• **Your task**: Send back all the data below, exactly as given.

-- begin --

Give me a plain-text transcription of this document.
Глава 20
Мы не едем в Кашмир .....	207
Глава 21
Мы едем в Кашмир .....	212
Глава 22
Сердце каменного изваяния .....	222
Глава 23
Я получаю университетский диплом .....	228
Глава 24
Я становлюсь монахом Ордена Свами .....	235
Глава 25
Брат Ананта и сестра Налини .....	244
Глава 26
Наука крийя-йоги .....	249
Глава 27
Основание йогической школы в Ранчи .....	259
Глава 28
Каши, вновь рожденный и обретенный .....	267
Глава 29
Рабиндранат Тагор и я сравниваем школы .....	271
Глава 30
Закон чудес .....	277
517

-- end --

• **The completed task**:
Give me a plain-text transcription of this document.
Глава 20
Мы не едем в Кашмир .....	207
Глава 21
Мы едем в Кашмир .....	212
Глава 22
Сердце каменного изваяния .....	222
Глава 23
Я получаю университетский диплом .....	228
Глава 24
Я становлюсь монахом Ордена Свами .....	235
Глава 25
Брат Ананта и сестра Налини .....	244
Глава 26
Наука крийя-йоги .....	249
Глава 27
Основание йогической школы в Ранчи .....	259
Глава 28
Каши, вновь рожденный и обретенный .....	267
Глава 29
Рабиндранат Тагор и я сравниваем школы .....	271
Глава 30
Закон чудес .....	277
517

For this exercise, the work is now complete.